WORK INSTRUCTIONS » Lines containing the word "ἐμπορεύματα" need to be counted. Please reply with how many there are, and nothing else.

Dataset items:
============
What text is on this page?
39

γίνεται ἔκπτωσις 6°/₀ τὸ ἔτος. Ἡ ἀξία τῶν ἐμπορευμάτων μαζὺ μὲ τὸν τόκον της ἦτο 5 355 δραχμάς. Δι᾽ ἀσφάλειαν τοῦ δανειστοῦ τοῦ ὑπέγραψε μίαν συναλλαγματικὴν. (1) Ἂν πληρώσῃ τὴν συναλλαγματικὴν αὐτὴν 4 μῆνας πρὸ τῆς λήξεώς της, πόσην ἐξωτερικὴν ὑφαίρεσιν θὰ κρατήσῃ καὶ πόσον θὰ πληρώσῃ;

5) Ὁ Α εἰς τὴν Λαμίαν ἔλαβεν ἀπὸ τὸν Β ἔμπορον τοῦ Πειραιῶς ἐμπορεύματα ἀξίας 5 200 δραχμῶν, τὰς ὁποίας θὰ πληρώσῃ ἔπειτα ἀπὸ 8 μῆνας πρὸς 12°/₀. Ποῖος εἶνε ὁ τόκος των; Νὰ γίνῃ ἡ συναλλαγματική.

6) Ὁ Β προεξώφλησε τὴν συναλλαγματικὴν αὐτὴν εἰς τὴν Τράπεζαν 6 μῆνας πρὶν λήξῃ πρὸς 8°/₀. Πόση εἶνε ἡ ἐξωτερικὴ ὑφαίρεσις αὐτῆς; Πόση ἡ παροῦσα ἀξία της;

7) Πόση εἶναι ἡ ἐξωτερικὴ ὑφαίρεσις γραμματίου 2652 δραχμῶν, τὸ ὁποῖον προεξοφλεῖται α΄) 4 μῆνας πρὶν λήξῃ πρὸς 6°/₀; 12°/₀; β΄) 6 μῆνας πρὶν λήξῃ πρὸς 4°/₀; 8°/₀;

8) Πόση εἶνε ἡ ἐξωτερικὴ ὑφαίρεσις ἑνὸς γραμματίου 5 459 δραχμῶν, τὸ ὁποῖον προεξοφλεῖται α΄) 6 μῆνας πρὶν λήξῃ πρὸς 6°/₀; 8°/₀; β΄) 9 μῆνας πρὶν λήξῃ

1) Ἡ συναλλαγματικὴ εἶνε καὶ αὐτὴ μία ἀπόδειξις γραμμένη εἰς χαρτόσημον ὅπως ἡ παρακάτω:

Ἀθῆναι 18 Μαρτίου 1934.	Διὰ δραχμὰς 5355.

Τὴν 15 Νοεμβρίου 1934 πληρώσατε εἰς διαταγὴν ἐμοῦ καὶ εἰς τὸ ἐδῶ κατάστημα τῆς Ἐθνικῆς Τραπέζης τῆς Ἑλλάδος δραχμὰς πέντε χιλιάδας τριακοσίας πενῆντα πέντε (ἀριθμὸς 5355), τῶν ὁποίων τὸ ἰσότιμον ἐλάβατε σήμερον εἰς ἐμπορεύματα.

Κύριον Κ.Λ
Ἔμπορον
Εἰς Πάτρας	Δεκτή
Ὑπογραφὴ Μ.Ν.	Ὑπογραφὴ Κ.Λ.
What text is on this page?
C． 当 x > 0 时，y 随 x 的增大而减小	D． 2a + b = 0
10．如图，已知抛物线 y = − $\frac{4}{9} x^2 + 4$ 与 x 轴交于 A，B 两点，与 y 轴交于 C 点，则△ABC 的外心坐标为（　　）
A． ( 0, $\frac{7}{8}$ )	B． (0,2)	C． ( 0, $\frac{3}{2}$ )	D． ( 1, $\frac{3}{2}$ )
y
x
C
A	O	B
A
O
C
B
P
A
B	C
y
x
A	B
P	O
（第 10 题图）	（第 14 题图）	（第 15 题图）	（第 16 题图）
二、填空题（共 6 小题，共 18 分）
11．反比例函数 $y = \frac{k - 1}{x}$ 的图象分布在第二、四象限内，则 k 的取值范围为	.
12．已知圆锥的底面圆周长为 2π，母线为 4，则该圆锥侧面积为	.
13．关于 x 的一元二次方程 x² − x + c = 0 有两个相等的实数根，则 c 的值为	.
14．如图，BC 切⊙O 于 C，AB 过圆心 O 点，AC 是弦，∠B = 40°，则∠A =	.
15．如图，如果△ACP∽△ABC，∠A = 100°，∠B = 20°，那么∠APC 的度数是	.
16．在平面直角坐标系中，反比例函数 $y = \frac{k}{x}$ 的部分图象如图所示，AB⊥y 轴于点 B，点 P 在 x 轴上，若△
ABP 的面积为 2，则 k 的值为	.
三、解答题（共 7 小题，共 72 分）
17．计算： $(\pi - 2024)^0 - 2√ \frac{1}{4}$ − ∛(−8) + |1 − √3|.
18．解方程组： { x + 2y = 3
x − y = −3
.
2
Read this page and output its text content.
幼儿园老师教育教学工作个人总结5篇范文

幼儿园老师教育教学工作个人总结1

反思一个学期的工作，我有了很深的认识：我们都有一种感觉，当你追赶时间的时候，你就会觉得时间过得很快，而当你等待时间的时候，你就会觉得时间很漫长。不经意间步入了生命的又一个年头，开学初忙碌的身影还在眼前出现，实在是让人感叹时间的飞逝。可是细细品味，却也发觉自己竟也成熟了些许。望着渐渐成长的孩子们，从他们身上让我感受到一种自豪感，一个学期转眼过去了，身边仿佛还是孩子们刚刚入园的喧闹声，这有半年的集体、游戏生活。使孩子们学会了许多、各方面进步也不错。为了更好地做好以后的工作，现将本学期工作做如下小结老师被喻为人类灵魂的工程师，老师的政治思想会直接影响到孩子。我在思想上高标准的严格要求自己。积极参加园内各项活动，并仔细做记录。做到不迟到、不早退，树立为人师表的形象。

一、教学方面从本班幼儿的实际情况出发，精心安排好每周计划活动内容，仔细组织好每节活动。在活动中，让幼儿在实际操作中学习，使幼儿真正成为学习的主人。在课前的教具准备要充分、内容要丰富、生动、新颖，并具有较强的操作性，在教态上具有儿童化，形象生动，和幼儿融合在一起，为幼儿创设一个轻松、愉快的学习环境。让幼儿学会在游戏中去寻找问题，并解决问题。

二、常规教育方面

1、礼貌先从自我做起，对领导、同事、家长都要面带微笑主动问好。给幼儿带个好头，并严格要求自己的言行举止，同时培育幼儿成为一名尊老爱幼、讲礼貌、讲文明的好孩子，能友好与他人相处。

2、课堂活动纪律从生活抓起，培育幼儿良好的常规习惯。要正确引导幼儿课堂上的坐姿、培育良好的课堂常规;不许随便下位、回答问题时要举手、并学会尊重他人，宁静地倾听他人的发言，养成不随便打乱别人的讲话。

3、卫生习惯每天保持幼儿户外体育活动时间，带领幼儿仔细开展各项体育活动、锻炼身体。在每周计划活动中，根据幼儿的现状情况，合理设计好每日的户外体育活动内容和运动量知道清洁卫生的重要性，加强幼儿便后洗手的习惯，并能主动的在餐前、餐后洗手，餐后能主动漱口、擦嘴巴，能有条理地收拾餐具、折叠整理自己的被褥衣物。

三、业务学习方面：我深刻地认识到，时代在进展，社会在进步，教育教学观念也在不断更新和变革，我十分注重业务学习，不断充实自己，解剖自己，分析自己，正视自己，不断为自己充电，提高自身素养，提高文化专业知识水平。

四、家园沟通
============
RESULT OF THE TASK » 2